* _Job_:
Copy every entry exactly.

------ Data provided

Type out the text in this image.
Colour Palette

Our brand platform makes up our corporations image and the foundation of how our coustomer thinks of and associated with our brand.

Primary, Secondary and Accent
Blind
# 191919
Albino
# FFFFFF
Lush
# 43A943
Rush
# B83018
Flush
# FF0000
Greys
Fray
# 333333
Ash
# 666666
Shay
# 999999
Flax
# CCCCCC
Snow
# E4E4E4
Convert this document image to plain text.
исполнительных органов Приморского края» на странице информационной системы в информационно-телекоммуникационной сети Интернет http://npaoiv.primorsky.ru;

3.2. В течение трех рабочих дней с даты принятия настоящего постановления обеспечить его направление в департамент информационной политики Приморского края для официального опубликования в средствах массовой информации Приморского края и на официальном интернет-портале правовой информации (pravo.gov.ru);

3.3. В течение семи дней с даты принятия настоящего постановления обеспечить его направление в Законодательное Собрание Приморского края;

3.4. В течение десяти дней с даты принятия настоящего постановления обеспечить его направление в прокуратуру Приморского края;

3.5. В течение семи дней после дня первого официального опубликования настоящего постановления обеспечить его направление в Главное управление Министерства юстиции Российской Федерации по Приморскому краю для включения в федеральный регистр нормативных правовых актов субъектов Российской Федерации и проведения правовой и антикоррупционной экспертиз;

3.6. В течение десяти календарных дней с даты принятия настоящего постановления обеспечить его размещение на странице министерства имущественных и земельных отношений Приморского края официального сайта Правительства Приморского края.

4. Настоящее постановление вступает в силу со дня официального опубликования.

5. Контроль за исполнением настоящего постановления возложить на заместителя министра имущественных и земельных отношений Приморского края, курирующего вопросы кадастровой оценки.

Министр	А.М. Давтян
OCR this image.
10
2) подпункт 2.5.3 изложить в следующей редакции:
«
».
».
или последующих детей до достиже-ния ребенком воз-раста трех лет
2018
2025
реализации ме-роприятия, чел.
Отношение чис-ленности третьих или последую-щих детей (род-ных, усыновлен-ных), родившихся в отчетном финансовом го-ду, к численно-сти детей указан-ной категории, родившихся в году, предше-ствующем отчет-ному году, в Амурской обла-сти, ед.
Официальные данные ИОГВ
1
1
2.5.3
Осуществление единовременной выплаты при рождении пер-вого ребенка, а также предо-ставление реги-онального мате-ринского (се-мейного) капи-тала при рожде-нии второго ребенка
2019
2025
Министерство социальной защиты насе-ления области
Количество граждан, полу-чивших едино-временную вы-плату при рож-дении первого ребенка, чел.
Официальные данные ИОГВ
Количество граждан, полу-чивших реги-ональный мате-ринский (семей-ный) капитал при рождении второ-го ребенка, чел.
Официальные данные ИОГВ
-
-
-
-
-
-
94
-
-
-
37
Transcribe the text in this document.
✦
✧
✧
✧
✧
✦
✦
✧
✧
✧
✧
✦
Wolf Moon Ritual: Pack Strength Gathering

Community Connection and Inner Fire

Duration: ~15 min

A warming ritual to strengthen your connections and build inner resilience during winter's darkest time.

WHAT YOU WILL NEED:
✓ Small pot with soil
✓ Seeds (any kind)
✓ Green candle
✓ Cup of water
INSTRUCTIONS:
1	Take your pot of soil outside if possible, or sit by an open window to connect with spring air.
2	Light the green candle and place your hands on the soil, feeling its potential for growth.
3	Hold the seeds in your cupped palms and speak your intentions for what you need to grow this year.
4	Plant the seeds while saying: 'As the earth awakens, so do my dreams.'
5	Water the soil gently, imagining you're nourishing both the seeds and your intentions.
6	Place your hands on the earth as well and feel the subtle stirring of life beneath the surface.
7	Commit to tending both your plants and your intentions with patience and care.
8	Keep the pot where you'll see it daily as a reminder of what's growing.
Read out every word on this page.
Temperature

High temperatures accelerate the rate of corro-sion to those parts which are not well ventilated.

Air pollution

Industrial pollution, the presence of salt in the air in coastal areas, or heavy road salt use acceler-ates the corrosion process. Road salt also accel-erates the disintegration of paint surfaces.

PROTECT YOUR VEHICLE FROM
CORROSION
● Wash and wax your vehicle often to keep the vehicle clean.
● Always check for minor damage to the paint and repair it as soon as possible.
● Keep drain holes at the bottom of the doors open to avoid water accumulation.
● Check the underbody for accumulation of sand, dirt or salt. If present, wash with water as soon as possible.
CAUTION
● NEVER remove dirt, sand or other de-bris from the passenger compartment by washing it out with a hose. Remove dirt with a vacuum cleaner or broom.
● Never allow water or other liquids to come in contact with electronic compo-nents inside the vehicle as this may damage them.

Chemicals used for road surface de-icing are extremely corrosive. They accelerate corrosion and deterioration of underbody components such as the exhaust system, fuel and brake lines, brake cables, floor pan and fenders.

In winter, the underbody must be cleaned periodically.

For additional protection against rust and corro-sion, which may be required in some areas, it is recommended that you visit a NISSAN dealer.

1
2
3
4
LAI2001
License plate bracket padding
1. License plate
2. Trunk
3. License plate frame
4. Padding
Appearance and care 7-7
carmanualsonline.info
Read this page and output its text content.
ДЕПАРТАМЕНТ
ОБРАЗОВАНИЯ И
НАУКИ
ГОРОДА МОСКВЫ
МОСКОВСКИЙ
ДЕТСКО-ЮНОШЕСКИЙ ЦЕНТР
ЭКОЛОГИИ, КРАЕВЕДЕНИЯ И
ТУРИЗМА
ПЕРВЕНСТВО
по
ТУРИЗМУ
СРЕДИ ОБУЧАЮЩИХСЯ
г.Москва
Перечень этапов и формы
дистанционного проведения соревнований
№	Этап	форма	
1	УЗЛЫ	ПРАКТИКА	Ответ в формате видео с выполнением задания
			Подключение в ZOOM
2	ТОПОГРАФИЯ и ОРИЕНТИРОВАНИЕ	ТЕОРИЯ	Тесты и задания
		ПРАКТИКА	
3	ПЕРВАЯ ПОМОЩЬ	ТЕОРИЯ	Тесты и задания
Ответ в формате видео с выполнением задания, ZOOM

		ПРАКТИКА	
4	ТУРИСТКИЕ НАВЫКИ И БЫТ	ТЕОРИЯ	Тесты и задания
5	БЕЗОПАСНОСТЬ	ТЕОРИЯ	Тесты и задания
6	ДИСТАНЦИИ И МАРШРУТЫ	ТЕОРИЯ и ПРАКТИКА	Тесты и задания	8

------------

* _Task solution_:
Type out the text in this image.
Colour Palette

Our brand platform makes up our corporations image and the foundation of how our coustomer thinks of and associated with our brand.

Primary, Secondary and Accent
Blind
# 191919
Albino
# FFFFFF
Lush
# 43A943
Rush
# B83018
Flush
# FF0000
Greys
Fray
# 333333
Ash
# 666666
Shay
# 999999
Flax
# CCCCCC
Snow
# E4E4E4
Convert this document image to plain text.
исполнительных органов Приморского края» на странице информационной системы в информационно-телекоммуникационной сети Интернет http://npaoiv.primorsky.ru;

3.2. В течение трех рабочих дней с даты принятия настоящего постановления обеспечить его направление в департамент информационной политики Приморского края для официального опубликования в средствах массовой информации Приморского края и на официальном интернет-портале правовой информации (pravo.gov.ru);

3.3. В течение семи дней с даты принятия настоящего постановления обеспечить его направление в Законодательное Собрание Приморского края;

3.4. В течение десяти дней с даты принятия настоящего постановления обеспечить его направление в прокуратуру Приморского края;

3.5. В течение семи дней после дня первого официального опубликования настоящего постановления обеспечить его направление в Главное управление Министерства юстиции Российской Федерации по Приморскому краю для включения в федеральный регистр нормативных правовых актов субъектов Российской Федерации и проведения правовой и антикоррупционной экспертиз;

3.6. В течение десяти календарных дней с даты принятия настоящего постановления обеспечить его размещение на странице министерства имущественных и земельных отношений Приморского края официального сайта Правительства Приморского края.

4. Настоящее постановление вступает в силу со дня официального опубликования.

5. Контроль за исполнением настоящего постановления возложить на заместителя министра имущественных и земельных отношений Приморского края, курирующего вопросы кадастровой оценки.

Министр	А.М. Давтян
OCR this image.
10
2) подпункт 2.5.3 изложить в следующей редакции:
«
».
».
или последующих детей до достиже-ния ребенком воз-раста трех лет
2018
2025
реализации ме-роприятия, чел.
Отношение чис-ленности третьих или последую-щих детей (род-ных, усыновлен-ных), родившихся в отчетном финансовом го-ду, к численно-сти детей указан-ной категории, родившихся в году, предше-ствующем отчет-ному году, в Амурской обла-сти, ед.
Официальные данные ИОГВ
1
1
2.5.3
Осуществление единовременной выплаты при рождении пер-вого ребенка, а также предо-ставление реги-онального мате-ринского (се-мейного) капи-тала при рожде-нии второго ребенка
2019
2025
Министерство социальной защиты насе-ления области
Количество граждан, полу-чивших едино-временную вы-плату при рож-дении первого ребенка, чел.
Официальные данные ИОГВ
Количество граждан, полу-чивших реги-ональный мате-ринский (семей-ный) капитал при рождении второ-го ребенка, чел.
Официальные данные ИОГВ
-
-
-
-
-
-
94
-
-
-
37
Transcribe the text in this document.
✦
✧
✧
✧
✧
✦
✦
✧
✧
✧
✧
✦
Wolf Moon Ritual: Pack Strength Gathering

Community Connection and Inner Fire

Duration: ~15 min

A warming ritual to strengthen your connections and build inner resilience during winter's darkest time.

WHAT YOU WILL NEED:
✓ Small pot with soil
✓ Seeds (any kind)
✓ Green candle
✓ Cup of water
INSTRUCTIONS:
1	Take your pot of soil outside if possible, or sit by an open window to connect with spring air.
2	Light the green candle and place your hands on the soil, feeling its potential for growth.
3	Hold the seeds in your cupped palms and speak your intentions for what you need to grow this year.
4	Plant the seeds while saying: 'As the earth awakens, so do my dreams.'
5	Water the soil gently, imagining you're nourishing both the seeds and your intentions.
6	Place your hands on the earth as well and feel the subtle stirring of life beneath the surface.
7	Commit to tending both your plants and your intentions with patience and care.
8	Keep the pot where you'll see it daily as a reminder of what's growing.
Read out every word on this page.
Temperature

High temperatures accelerate the rate of corro-sion to those parts which are not well ventilated.

Air pollution

Industrial pollution, the presence of salt in the air in coastal areas, or heavy road salt use acceler-ates the corrosion process. Road salt also accel-erates the disintegration of paint surfaces.

PROTECT YOUR VEHICLE FROM
CORROSION
● Wash and wax your vehicle often to keep the vehicle clean.
● Always check for minor damage to the paint and repair it as soon as possible.
● Keep drain holes at the bottom of the doors open to avoid water accumulation.
● Check the underbody for accumulation of sand, dirt or salt. If present, wash with water as soon as possible.
CAUTION
● NEVER remove dirt, sand or other de-bris from the passenger compartment by washing it out with a hose. Remove dirt with a vacuum cleaner or broom.
● Never allow water or other liquids to come in contact with electronic compo-nents inside the vehicle as this may damage them.

Chemicals used for road surface de-icing are extremely corrosive. They accelerate corrosion and deterioration of underbody components such as the exhaust system, fuel and brake lines, brake cables, floor pan and fenders.

In winter, the underbody must be cleaned periodically.

For additional protection against rust and corro-sion, which may be required in some areas, it is recommended that you visit a NISSAN dealer.

1
2
3
4
LAI2001
License plate bracket padding
1. License plate
2. Trunk
3. License plate frame
4. Padding
Appearance and care 7-7
carmanualsonline.info
Read this page and output its text content.
ДЕПАРТАМЕНТ
ОБРАЗОВАНИЯ И
НАУКИ
ГОРОДА МОСКВЫ
МОСКОВСКИЙ
ДЕТСКО-ЮНОШЕСКИЙ ЦЕНТР
ЭКОЛОГИИ, КРАЕВЕДЕНИЯ И
ТУРИЗМА
ПЕРВЕНСТВО
по
ТУРИЗМУ
СРЕДИ ОБУЧАЮЩИХСЯ
г.Москва
Перечень этапов и формы
дистанционного проведения соревнований
№	Этап	форма	
1	УЗЛЫ	ПРАКТИКА	Ответ в формате видео с выполнением задания
			Подключение в ZOOM
2	ТОПОГРАФИЯ и ОРИЕНТИРОВАНИЕ	ТЕОРИЯ	Тесты и задания
		ПРАКТИКА	
3	ПЕРВАЯ ПОМОЩЬ	ТЕОРИЯ	Тесты и задания
Ответ в формате видео с выполнением задания, ZOOM

		ПРАКТИКА	
4	ТУРИСТКИЕ НАВЫКИ И БЫТ	ТЕОРИЯ	Тесты и задания
5	БЕЗОПАСНОСТЬ	ТЕОРИЯ	Тесты и задания
6	ДИСТАНЦИИ И МАРШРУТЫ	ТЕОРИЯ и ПРАКТИКА	Тесты и задания	8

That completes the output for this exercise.